Exercise =>
Exclude any images and output the remaining records exactly.

-----

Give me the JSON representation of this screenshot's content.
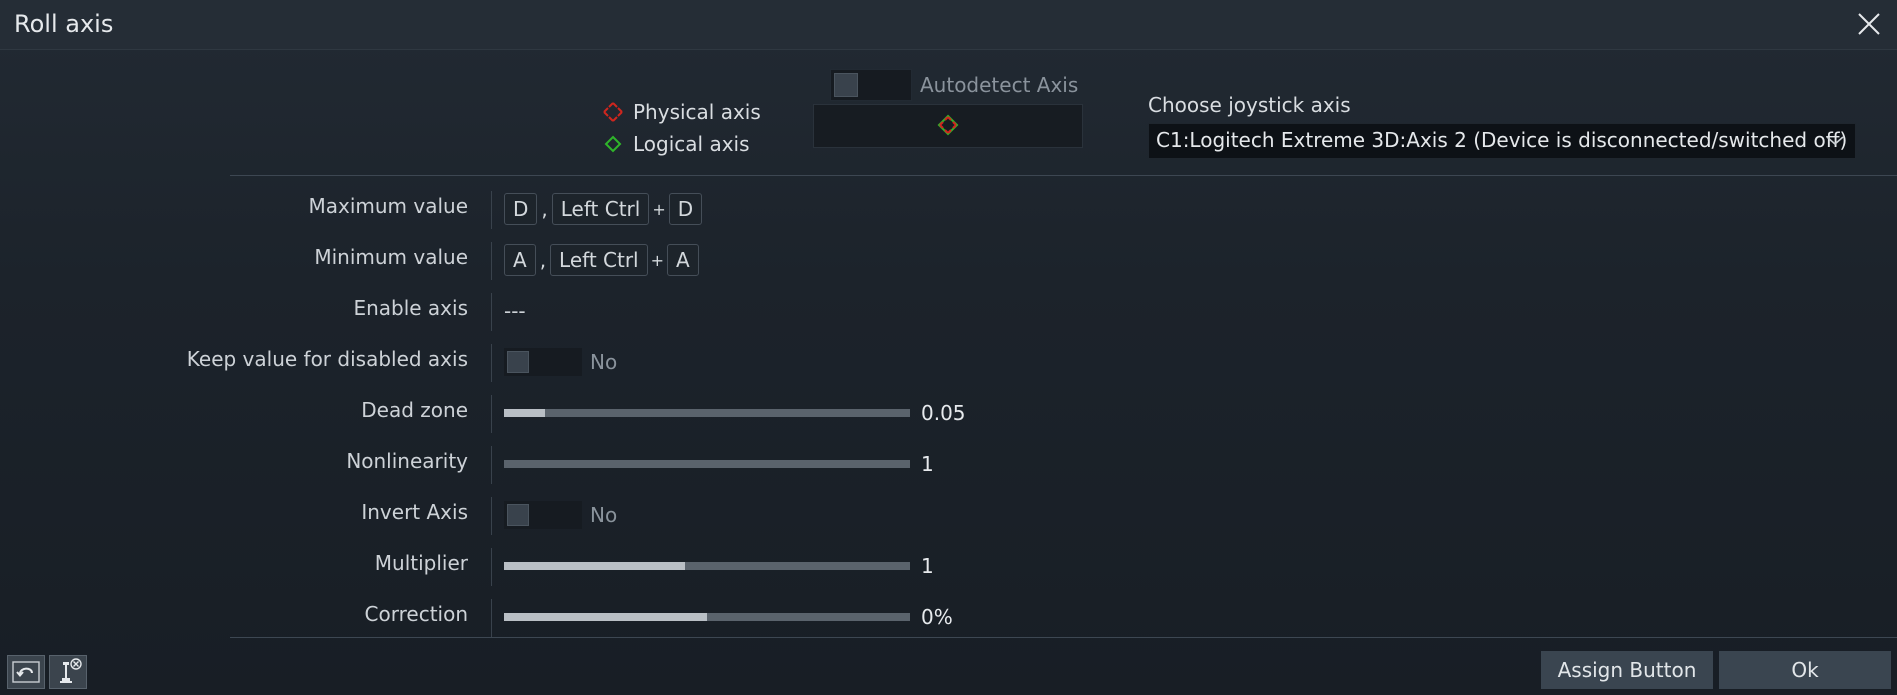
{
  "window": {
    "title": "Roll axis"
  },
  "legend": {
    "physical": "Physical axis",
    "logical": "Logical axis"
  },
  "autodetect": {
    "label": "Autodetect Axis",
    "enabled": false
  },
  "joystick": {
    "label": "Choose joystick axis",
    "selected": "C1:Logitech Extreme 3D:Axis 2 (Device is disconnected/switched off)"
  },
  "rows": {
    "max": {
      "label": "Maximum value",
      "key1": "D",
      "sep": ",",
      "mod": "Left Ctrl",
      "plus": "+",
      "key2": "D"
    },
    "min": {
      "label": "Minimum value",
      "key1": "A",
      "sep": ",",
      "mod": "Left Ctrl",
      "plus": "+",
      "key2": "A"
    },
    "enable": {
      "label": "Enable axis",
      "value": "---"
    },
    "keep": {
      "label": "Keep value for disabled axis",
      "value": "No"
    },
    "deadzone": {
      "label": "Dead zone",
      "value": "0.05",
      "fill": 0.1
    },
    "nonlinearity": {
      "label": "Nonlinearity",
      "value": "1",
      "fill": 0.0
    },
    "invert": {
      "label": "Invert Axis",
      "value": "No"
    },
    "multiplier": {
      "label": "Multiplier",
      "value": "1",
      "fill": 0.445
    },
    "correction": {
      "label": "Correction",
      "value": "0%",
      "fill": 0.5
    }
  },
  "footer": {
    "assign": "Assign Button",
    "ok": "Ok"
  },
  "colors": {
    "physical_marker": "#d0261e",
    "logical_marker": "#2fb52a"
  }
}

-----

Solved problem =>
Give me the JSON representation of this screenshot's content.
{
  "window": {
    "title": "Roll axis"
  },
  "legend": {
    "physical": "Physical axis",
    "logical": "Logical axis"
  },
  "autodetect": {
    "label": "Autodetect Axis",
    "enabled": false
  },
  "joystick": {
    "label": "Choose joystick axis",
    "selected": "C1:Logitech Extreme 3D:Axis 2 (Device is disconnected/switched off)"
  },
  "rows": {
    "max": {
      "label": "Maximum value",
      "key1": "D",
      "sep": ",",
      "mod": "Left Ctrl",
      "plus": "+",
      "key2": "D"
    },
    "min": {
      "label": "Minimum value",
      "key1": "A",
      "sep": ",",
      "mod": "Left Ctrl",
      "plus": "+",
      "key2": "A"
    },
    "enable": {
      "label": "Enable axis",
      "value": "---"
    },
    "keep": {
      "label": "Keep value for disabled axis",
      "value": "No"
    },
    "deadzone": {
      "label": "Dead zone",
      "value": "0.05",
      "fill": 0.1
    },
    "nonlinearity": {
      "label": "Nonlinearity",
      "value": "1",
      "fill": 0.0
    },
    "invert": {
      "label": "Invert Axis",
      "value": "No"
    },
    "multiplier": {
      "label": "Multiplier",
      "value": "1",
      "fill": 0.445
    },
    "correction": {
      "label": "Correction",
      "value": "0%",
      "fill": 0.5
    }
  },
  "footer": {
    "assign": "Assign Button",
    "ok": "Ok"
  },
  "colors": {
    "physical_marker": "#d0261e",
    "logical_marker": "#2fb52a"
  }
}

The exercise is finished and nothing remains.